■ **Task instructions**:
From the records below, pull each line that has "data".

■ **Given records**:

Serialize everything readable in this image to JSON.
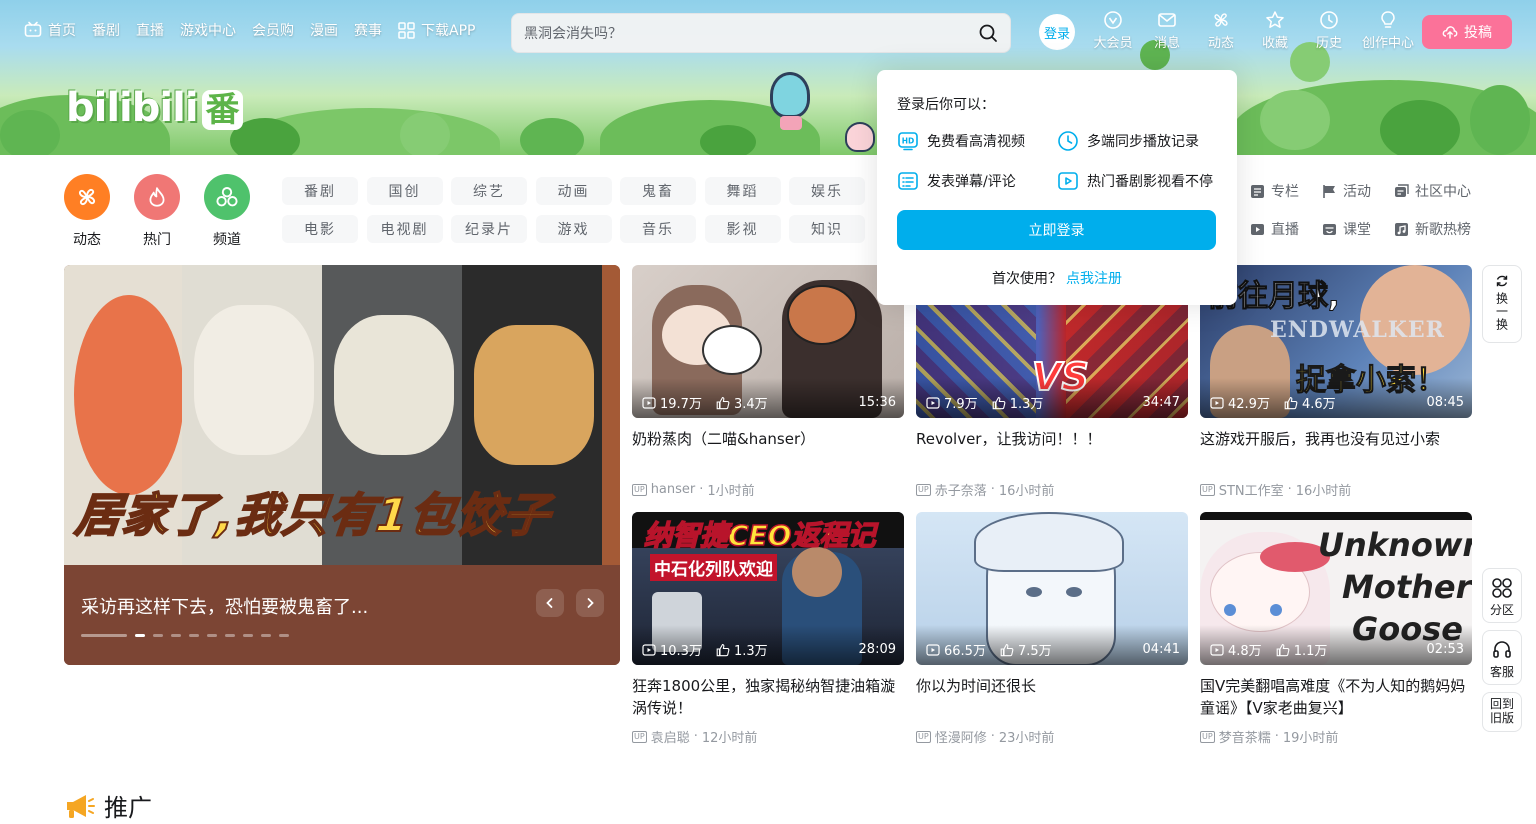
{
  "nav": {
    "items": [
      {
        "label": "首页",
        "icon": "tv-icon"
      },
      {
        "label": "番剧"
      },
      {
        "label": "直播"
      },
      {
        "label": "游戏中心"
      },
      {
        "label": "会员购"
      },
      {
        "label": "漫画"
      },
      {
        "label": "赛事"
      },
      {
        "label": "下载APP",
        "icon": "qr-grid-icon"
      }
    ],
    "search_placeholder": "黑洞会消失吗？",
    "login": "登录",
    "right": [
      {
        "label": "大会员"
      },
      {
        "label": "消息"
      },
      {
        "label": "动态"
      },
      {
        "label": "收藏"
      },
      {
        "label": "历史"
      },
      {
        "label": "创作中心"
      }
    ],
    "upload": "投稿"
  },
  "logo": {
    "text": "bilibili",
    "badge": "番"
  },
  "channels": {
    "circles": [
      {
        "label": "动态",
        "color": "#ff6699"
      },
      {
        "label": "热门",
        "color": "#f07775"
      },
      {
        "label": "频道",
        "color": "#4fc26c"
      }
    ],
    "tags": [
      "番剧",
      "国创",
      "综艺",
      "动画",
      "鬼畜",
      "舞蹈",
      "娱乐",
      "电影",
      "电视剧",
      "纪录片",
      "游戏",
      "音乐",
      "影视",
      "知识"
    ],
    "links": [
      "专栏",
      "活动",
      "社区中心",
      "直播",
      "课堂",
      "新歌热榜"
    ]
  },
  "carousel": {
    "bigtext": "居家了,我只有1包饺子",
    "caption": "采访再这样下去，恐怕要被鬼畜了..."
  },
  "videos": [
    {
      "views": "19.7万",
      "likes": "3.4万",
      "duration": "15:36",
      "title": "奶粉蒸肉（二喵&hanser）",
      "author": "hanser",
      "time": "1小时前"
    },
    {
      "views": "7.9万",
      "likes": "1.3万",
      "duration": "34:47",
      "title": "Revolver，让我访问！！！",
      "author": "赤子奈落",
      "time": "16小时前",
      "art": "VS"
    },
    {
      "views": "42.9万",
      "likes": "4.6万",
      "duration": "08:45",
      "title": "这游戏开服后，我再也没有见过小索",
      "author": "STN工作室",
      "time": "16小时前",
      "art1": "前往月球,",
      "art2": "ENDWALKER",
      "art3": "捉拿小索！"
    },
    {
      "views": "10.3万",
      "likes": "1.3万",
      "duration": "28:09",
      "title": "狂奔1800公里，独家揭秘纳智捷油箱漩涡传说！",
      "author": "袁启聪",
      "time": "12小时前",
      "art1": "纳智捷CEO返程记",
      "art2": "中石化列队欢迎"
    },
    {
      "views": "66.5万",
      "likes": "7.5万",
      "duration": "04:41",
      "title": "你以为时间还很长",
      "author": "怪漫阿修",
      "time": "23小时前"
    },
    {
      "views": "4.8万",
      "likes": "1.1万",
      "duration": "02:53",
      "title": "国V完美翻唱高难度《不为人知的鹅妈妈童谣》【V家老曲复兴】",
      "author": "梦音茶糯",
      "time": "19小时前",
      "art1": "Unknown",
      "art2": "Mother",
      "art3": "Goose"
    }
  ],
  "float": {
    "refresh": "换一换",
    "zone": "分区",
    "service": "客服",
    "old": "回到旧版"
  },
  "popover": {
    "title": "登录后你可以：",
    "benefits": [
      "免费看高清视频",
      "多端同步播放记录",
      "发表弹幕/评论",
      "热门番剧影视看不停"
    ],
    "button": "立即登录",
    "reg_prefix": "首次使用？",
    "reg_link": "点我注册"
  },
  "promo": "推广",
  "colors": {
    "accent": "#00aeec",
    "pink": "#fb7299"
  }
}
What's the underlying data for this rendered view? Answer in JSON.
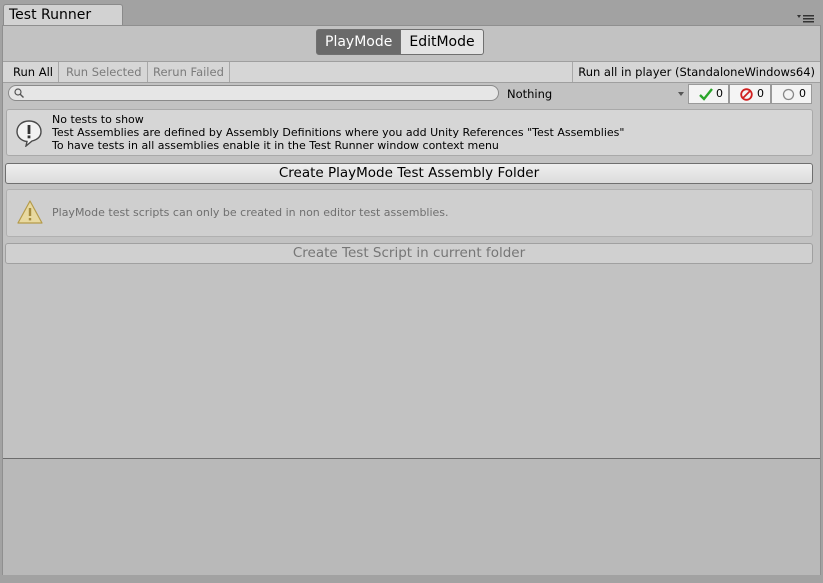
{
  "tab": {
    "title": "Test Runner"
  },
  "mode": {
    "playmode_label": "PlayMode",
    "editmode_label": "EditMode"
  },
  "toolbar": {
    "run_all": "Run All",
    "run_selected": "Run Selected",
    "rerun_failed": "Rerun Failed",
    "run_in_player": "Run all in player (StandaloneWindows64)"
  },
  "filter": {
    "search_placeholder": "",
    "category_selected": "Nothing",
    "passed_count": "0",
    "failed_count": "0",
    "not_run_count": "0"
  },
  "info": {
    "line1": "No tests to show",
    "line2": "Test Assemblies are defined by Assembly Definitions where you add Unity References \"Test Assemblies\"",
    "line3": "To have tests in all assemblies enable it in the Test Runner window context menu"
  },
  "create_folder_button": "Create PlayMode Test Assembly Folder",
  "warning": {
    "text": "PlayMode test scripts can only be created in non editor test assemblies."
  },
  "create_script_button": "Create Test Script in current folder",
  "icons": {
    "search": "search-icon",
    "passed": "checkmark-icon",
    "failed": "forbidden-icon",
    "not_run": "circle-icon",
    "info": "info-icon",
    "warning": "warning-icon",
    "menu": "window-menu-icon"
  },
  "colors": {
    "passed": "#2aa52a",
    "failed": "#d02020",
    "active_mode": "#6a6a6a"
  }
}
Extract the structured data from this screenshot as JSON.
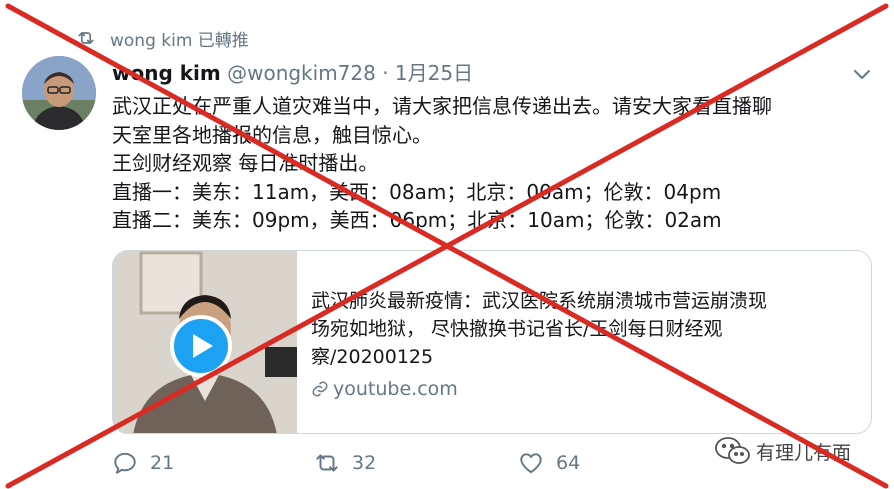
{
  "retweet": {
    "label": "wong kim 已轉推"
  },
  "tweet": {
    "display_name": "wong kim",
    "meta": "@wongkim728 · 1月25日",
    "lines": [
      "武汉正处在严重人道灾难当中，请大家把信息传递出去。请安大家看直播聊",
      "天室里各地播报的信息，触目惊心。",
      "王剑财经观察 每日准时播出。",
      "直播一：美东：11am，美西：08am；北京：00am；伦敦：04pm",
      "直播二：美东：09pm，美西：06pm；北京：10am；伦敦：02am"
    ]
  },
  "card": {
    "title_lines": [
      "武汉肺炎最新疫情：武汉医院系统崩溃城市营运崩溃现",
      "场宛如地狱， 尽快撤换书记省长/王剑每日财经观",
      "察/20200125"
    ],
    "domain": "youtube.com"
  },
  "actions": {
    "replies": "21",
    "retweets": "32",
    "likes": "64"
  },
  "watermark": {
    "text": "有理儿有面"
  },
  "colors": {
    "accent": "#1da1f2",
    "cross": "#d92b24",
    "muted": "#657786"
  }
}
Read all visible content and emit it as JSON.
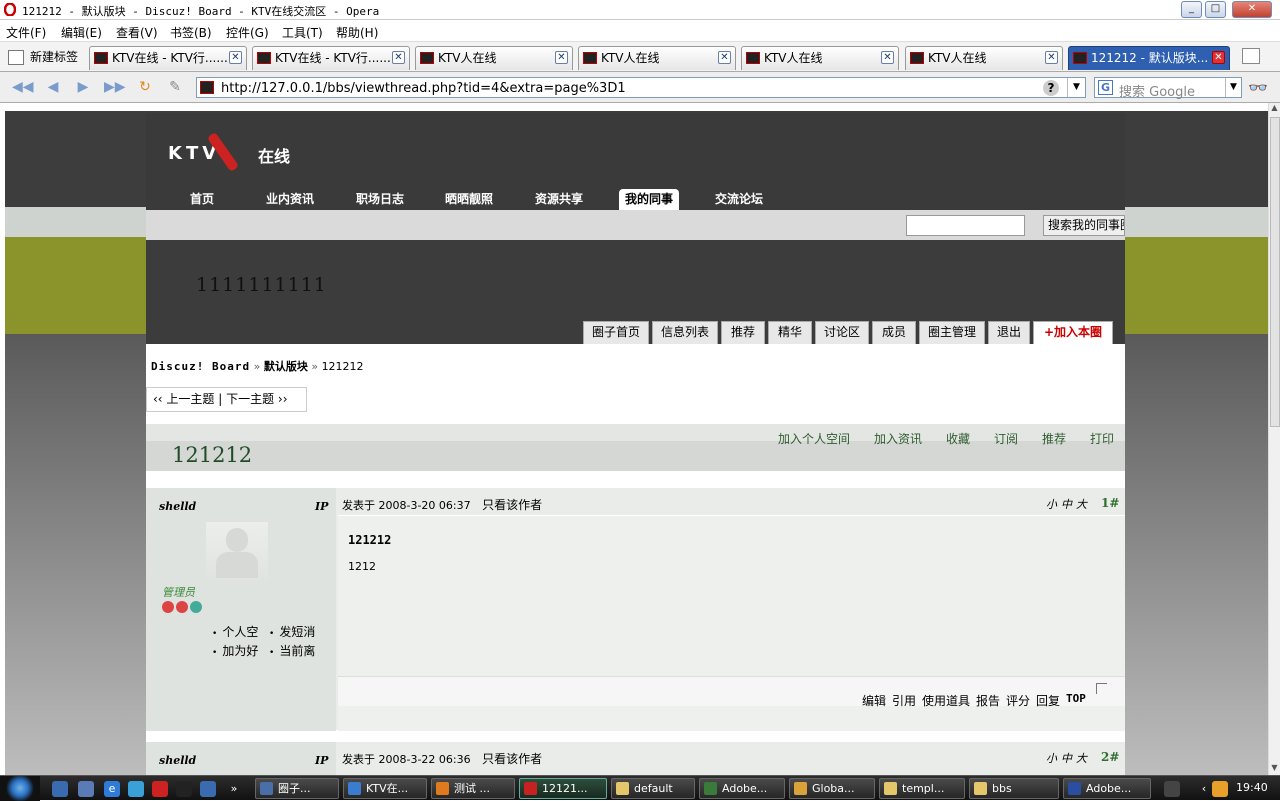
{
  "window": {
    "title": "121212 - 默认版块 - Discuz! Board - KTV在线交流区 - Opera",
    "controls": [
      "_",
      "□",
      "✕"
    ]
  },
  "menu": [
    "文件(F)",
    "编辑(E)",
    "查看(V)",
    "书签(B)",
    "控件(G)",
    "工具(T)",
    "帮助(H)"
  ],
  "tabs": {
    "new_tab_label": "新建标签",
    "items": [
      {
        "label": "KTV在线 - KTV行......",
        "active": false
      },
      {
        "label": "KTV在线 - KTV行......",
        "active": false
      },
      {
        "label": "KTV人在线",
        "active": false
      },
      {
        "label": "KTV人在线",
        "active": false
      },
      {
        "label": "KTV人在线",
        "active": false
      },
      {
        "label": "KTV人在线",
        "active": false
      },
      {
        "label": "121212 - 默认版块...",
        "active": true
      }
    ]
  },
  "address": {
    "url": "http://127.0.0.1/bbs/viewthread.php?tid=4&extra=page%3D1",
    "help": "?",
    "search_placeholder": "搜索 Google"
  },
  "site": {
    "logo_text": "KTV",
    "logo_suffix": "在线",
    "nav": [
      {
        "label": "首页",
        "active": false
      },
      {
        "label": "业内资讯",
        "active": false
      },
      {
        "label": "职场日志",
        "active": false
      },
      {
        "label": "晒晒靓照",
        "active": false
      },
      {
        "label": "资源共享",
        "active": false
      },
      {
        "label": "我的同事",
        "active": true
      },
      {
        "label": "交流论坛",
        "active": false
      }
    ],
    "search_button": "搜索我的同事圈",
    "circle_name": "1111111111",
    "circle_tabs": [
      "圈子首页",
      "信息列表",
      "推荐",
      "精华",
      "讨论区",
      "成员",
      "圈主管理",
      "退出",
      "+加入本圈"
    ]
  },
  "breadcrumb": {
    "root": "Discuz! Board",
    "sep": "»",
    "forum": "默认版块",
    "thread": "121212"
  },
  "thread_nav": "‹‹ 上一主题 | 下一主题 ››",
  "thread": {
    "title": "121212",
    "actions": [
      "加入个人空间",
      "加入资讯",
      "收藏",
      "订阅",
      "推荐",
      "打印"
    ]
  },
  "posts": [
    {
      "author": "shelld",
      "ip_label": "IP",
      "posted_label": "发表于",
      "date": "2008-3-20 06:37",
      "only_author": "只看该作者",
      "font_sizes": "小中大",
      "floor": "1#",
      "role": "管理员",
      "user_links": [
        "个人空",
        "发短消",
        "加为好",
        "当前离"
      ],
      "title": "121212",
      "text": "1212",
      "footer_actions": [
        "编辑",
        "引用",
        "使用道具",
        "报告",
        "评分",
        "回复"
      ],
      "top_label": "TOP"
    },
    {
      "author": "shelld",
      "ip_label": "IP",
      "posted_label": "发表于",
      "date": "2008-3-22 06:36",
      "only_author": "只看该作者",
      "font_sizes": "小中大",
      "floor": "2#"
    }
  ],
  "taskbar": {
    "buttons": [
      {
        "label": "圈子...",
        "active": false,
        "color": "#4a6fa8"
      },
      {
        "label": "KTV在...",
        "active": false,
        "color": "#3b7bd0"
      },
      {
        "label": "测试 ...",
        "active": false,
        "color": "#e07a1f"
      },
      {
        "label": "12121...",
        "active": true,
        "color": "#c62222"
      },
      {
        "label": "default",
        "active": false,
        "color": "#e5c76b"
      },
      {
        "label": "Adobe...",
        "active": false,
        "color": "#3a7a3a"
      },
      {
        "label": "Globa...",
        "active": false,
        "color": "#d9a23a"
      },
      {
        "label": "templ...",
        "active": false,
        "color": "#e5c76b"
      },
      {
        "label": "bbs",
        "active": false,
        "color": "#e5c76b"
      },
      {
        "label": "Adobe...",
        "active": false,
        "color": "#2a4fa0"
      }
    ],
    "clock": "19:40"
  },
  "colors": {
    "site_dark": "#3a3a3a",
    "olive_band": "#8b942b",
    "title_green": "#1f4d25",
    "join_red": "#cc0000"
  }
}
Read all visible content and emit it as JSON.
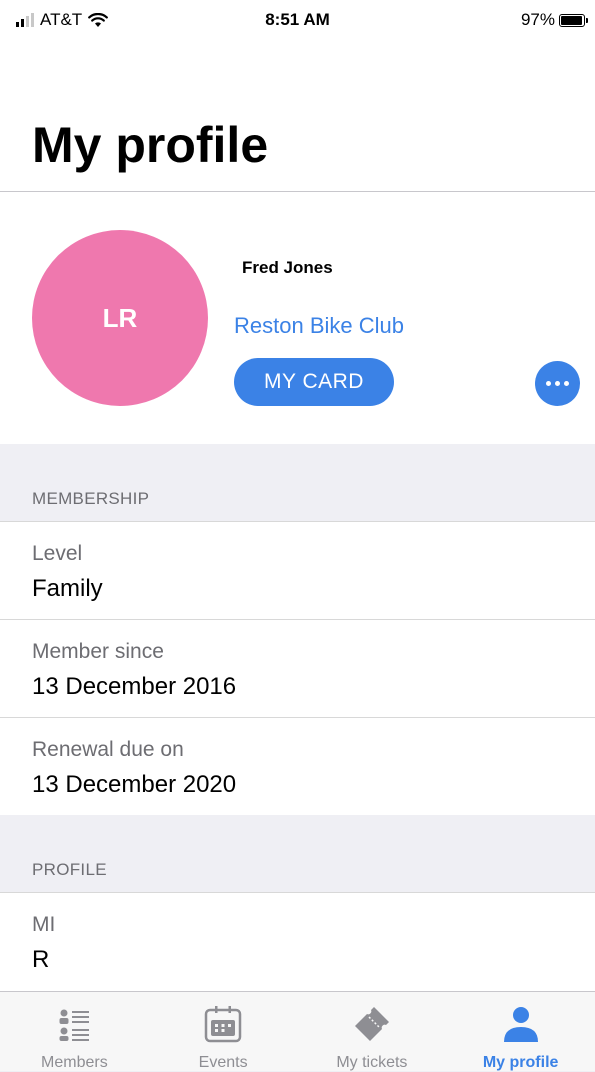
{
  "status_bar": {
    "carrier": "AT&T",
    "time": "8:51 AM",
    "battery": "97%"
  },
  "header": {
    "title": "My profile"
  },
  "profile": {
    "initials": "LR",
    "avatar_color": "#ef78ae",
    "name": "Fred Jones",
    "club": "Reston Bike Club",
    "card_button": "MY CARD"
  },
  "membership": {
    "section_title": "MEMBERSHIP",
    "rows": [
      {
        "label": "Level",
        "value": "Family"
      },
      {
        "label": "Member since",
        "value": "13 December 2016"
      },
      {
        "label": "Renewal due on",
        "value": "13 December 2020"
      }
    ]
  },
  "profile_section": {
    "section_title": "PROFILE",
    "rows": [
      {
        "label": "MI",
        "value": "R"
      }
    ]
  },
  "tab_bar": {
    "tabs": [
      {
        "label": "Members",
        "icon": "members-list-icon"
      },
      {
        "label": "Events",
        "icon": "calendar-icon"
      },
      {
        "label": "My tickets",
        "icon": "ticket-icon"
      },
      {
        "label": "My profile",
        "icon": "person-icon",
        "active": true
      }
    ]
  },
  "colors": {
    "accent": "#3b82e6",
    "inactive": "#8e8e93"
  }
}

■ **Response to the task**:
What's the underlying data for this rendered view? Answer in JSON.
Extract the structured data from this screenshot as JSON.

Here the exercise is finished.